* **Exercise data**:

+===+

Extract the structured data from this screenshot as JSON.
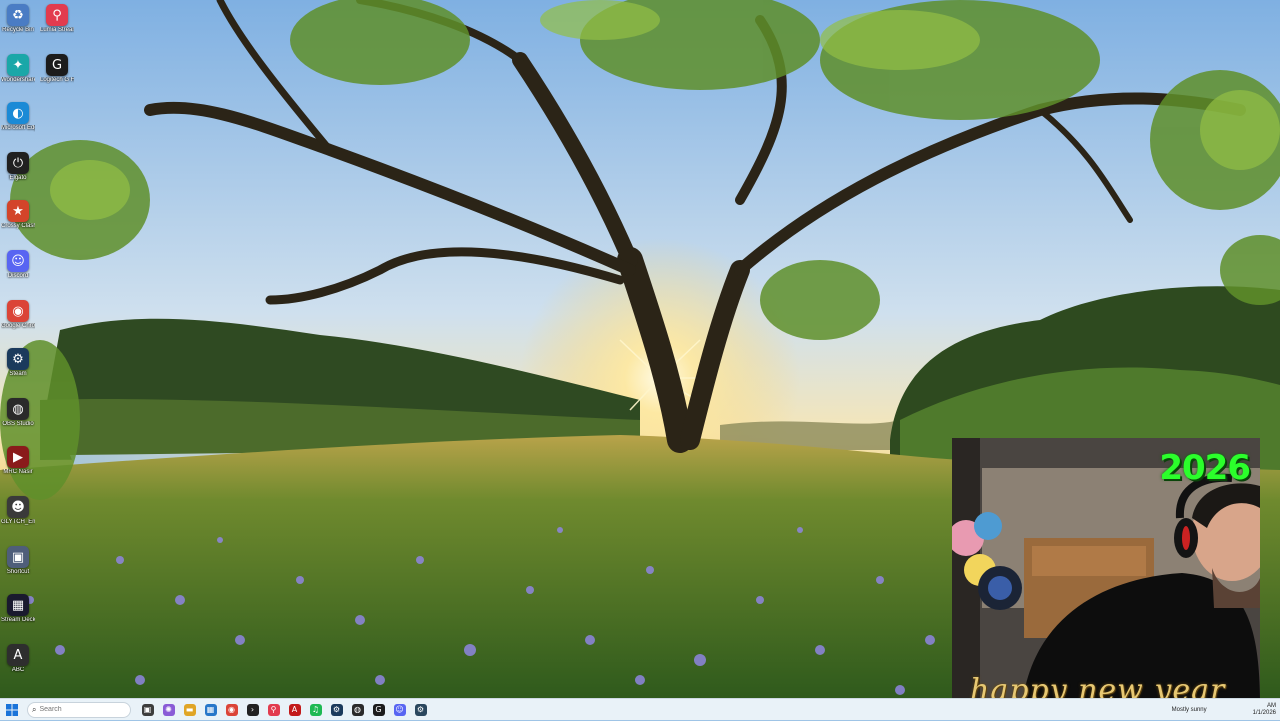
{
  "desktop": {
    "icons": [
      {
        "label": "Recycle Bin",
        "icon": "recycle-bin-icon",
        "glyph": "♻",
        "color": "#4a7cc4"
      },
      {
        "label": "Lumia Stream",
        "icon": "lumia-stream-icon",
        "glyph": "⚲",
        "color": "#e23b4e"
      },
      {
        "label": "Wondershare Mod Mania",
        "icon": "wondershare-icon",
        "glyph": "✦",
        "color": "#1aa7a8"
      },
      {
        "label": "Logitech G HUB",
        "icon": "logitech-ghub-icon",
        "glyph": "G",
        "color": "#1c1c1c"
      },
      {
        "label": "Microsoft Edge",
        "icon": "edge-icon",
        "glyph": "◐",
        "color": "#1b8ad6"
      },
      {
        "label": "Elgato",
        "icon": "elgato-icon",
        "glyph": "⏻",
        "color": "#202020"
      },
      {
        "label": "Crossy Clash",
        "icon": "game-icon",
        "glyph": "★",
        "color": "#d3442a"
      },
      {
        "label": "Discord",
        "icon": "discord-icon",
        "glyph": "☺",
        "color": "#5865f2"
      },
      {
        "label": "Google Chrome",
        "icon": "chrome-icon",
        "glyph": "◉",
        "color": "#db4437"
      },
      {
        "label": "Steam",
        "icon": "steam-icon",
        "glyph": "⚙",
        "color": "#1b3a5c"
      },
      {
        "label": "OBS Studio",
        "icon": "obs-studio-icon",
        "glyph": "◍",
        "color": "#2a2a2a"
      },
      {
        "label": "MRC Nasir",
        "icon": "media-icon",
        "glyph": "▶",
        "color": "#8a1b1b"
      },
      {
        "label": "GLYTCH_Emotes (1).webm",
        "icon": "video-file-icon",
        "glyph": "☻",
        "color": "#3a3a3a"
      },
      {
        "label": "Shortcut",
        "icon": "shortcut-icon",
        "glyph": "▣",
        "color": "#4f5e7a"
      },
      {
        "label": "Stream Deck",
        "icon": "stream-deck-icon",
        "glyph": "▦",
        "color": "#1a1a2e"
      },
      {
        "label": "ABC",
        "icon": "font-icon",
        "glyph": "A",
        "color": "#2e2e2e"
      }
    ]
  },
  "webcam": {
    "year": "2026",
    "greeting": "happy new year"
  },
  "taskbar": {
    "start_icon": "windows-start-icon",
    "search": {
      "placeholder": "Search"
    },
    "apps": [
      {
        "name": "task-view",
        "glyph": "▣",
        "color": "#3d3d3d"
      },
      {
        "name": "copilot",
        "glyph": "✺",
        "color": "#8a5bd6"
      },
      {
        "name": "file-explorer",
        "glyph": "▬",
        "color": "#e0a526"
      },
      {
        "name": "microsoft-store",
        "glyph": "▦",
        "color": "#2877c9"
      },
      {
        "name": "chrome",
        "glyph": "◉",
        "color": "#db4437"
      },
      {
        "name": "terminal",
        "glyph": "›",
        "color": "#222222"
      },
      {
        "name": "lumia",
        "glyph": "⚲",
        "color": "#e23b4e"
      },
      {
        "name": "adobe",
        "glyph": "A",
        "color": "#c21a1a"
      },
      {
        "name": "spotify",
        "glyph": "♫",
        "color": "#1db954"
      },
      {
        "name": "steam",
        "glyph": "⚙",
        "color": "#1b3a5c"
      },
      {
        "name": "obs",
        "glyph": "◍",
        "color": "#2a2a2a"
      },
      {
        "name": "logitech",
        "glyph": "G",
        "color": "#1c1c1c"
      },
      {
        "name": "discord",
        "glyph": "☺",
        "color": "#5865f2"
      },
      {
        "name": "steam-2",
        "glyph": "⚙",
        "color": "#2a475e"
      }
    ],
    "weather": "Mostly sunny",
    "time": "AM",
    "date": "1/1/2026"
  }
}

+===+

* **Given instruction**: Copy every line of the data word for word, omitting the images.

* **Expected output**:
Extract the structured data from this screenshot as JSON.
{
  "desktop": {
    "icons": [
      {
        "label": "Recycle Bin",
        "icon": "recycle-bin-icon",
        "glyph": "♻",
        "color": "#4a7cc4"
      },
      {
        "label": "Lumia Stream",
        "icon": "lumia-stream-icon",
        "glyph": "⚲",
        "color": "#e23b4e"
      },
      {
        "label": "Wondershare Mod Mania",
        "icon": "wondershare-icon",
        "glyph": "✦",
        "color": "#1aa7a8"
      },
      {
        "label": "Logitech G HUB",
        "icon": "logitech-ghub-icon",
        "glyph": "G",
        "color": "#1c1c1c"
      },
      {
        "label": "Microsoft Edge",
        "icon": "edge-icon",
        "glyph": "◐",
        "color": "#1b8ad6"
      },
      {
        "label": "Elgato",
        "icon": "elgato-icon",
        "glyph": "⏻",
        "color": "#202020"
      },
      {
        "label": "Crossy Clash",
        "icon": "game-icon",
        "glyph": "★",
        "color": "#d3442a"
      },
      {
        "label": "Discord",
        "icon": "discord-icon",
        "glyph": "☺",
        "color": "#5865f2"
      },
      {
        "label": "Google Chrome",
        "icon": "chrome-icon",
        "glyph": "◉",
        "color": "#db4437"
      },
      {
        "label": "Steam",
        "icon": "steam-icon",
        "glyph": "⚙",
        "color": "#1b3a5c"
      },
      {
        "label": "OBS Studio",
        "icon": "obs-studio-icon",
        "glyph": "◍",
        "color": "#2a2a2a"
      },
      {
        "label": "MRC Nasir",
        "icon": "media-icon",
        "glyph": "▶",
        "color": "#8a1b1b"
      },
      {
        "label": "GLYTCH_Emotes (1).webm",
        "icon": "video-file-icon",
        "glyph": "☻",
        "color": "#3a3a3a"
      },
      {
        "label": "Shortcut",
        "icon": "shortcut-icon",
        "glyph": "▣",
        "color": "#4f5e7a"
      },
      {
        "label": "Stream Deck",
        "icon": "stream-deck-icon",
        "glyph": "▦",
        "color": "#1a1a2e"
      },
      {
        "label": "ABC",
        "icon": "font-icon",
        "glyph": "A",
        "color": "#2e2e2e"
      }
    ]
  },
  "webcam": {
    "year": "2026",
    "greeting": "happy new year"
  },
  "taskbar": {
    "start_icon": "windows-start-icon",
    "search": {
      "placeholder": "Search"
    },
    "apps": [
      {
        "name": "task-view",
        "glyph": "▣",
        "color": "#3d3d3d"
      },
      {
        "name": "copilot",
        "glyph": "✺",
        "color": "#8a5bd6"
      },
      {
        "name": "file-explorer",
        "glyph": "▬",
        "color": "#e0a526"
      },
      {
        "name": "microsoft-store",
        "glyph": "▦",
        "color": "#2877c9"
      },
      {
        "name": "chrome",
        "glyph": "◉",
        "color": "#db4437"
      },
      {
        "name": "terminal",
        "glyph": "›",
        "color": "#222222"
      },
      {
        "name": "lumia",
        "glyph": "⚲",
        "color": "#e23b4e"
      },
      {
        "name": "adobe",
        "glyph": "A",
        "color": "#c21a1a"
      },
      {
        "name": "spotify",
        "glyph": "♫",
        "color": "#1db954"
      },
      {
        "name": "steam",
        "glyph": "⚙",
        "color": "#1b3a5c"
      },
      {
        "name": "obs",
        "glyph": "◍",
        "color": "#2a2a2a"
      },
      {
        "name": "logitech",
        "glyph": "G",
        "color": "#1c1c1c"
      },
      {
        "name": "discord",
        "glyph": "☺",
        "color": "#5865f2"
      },
      {
        "name": "steam-2",
        "glyph": "⚙",
        "color": "#2a475e"
      }
    ],
    "weather": "Mostly sunny",
    "time": "AM",
    "date": "1/1/2026"
  }
}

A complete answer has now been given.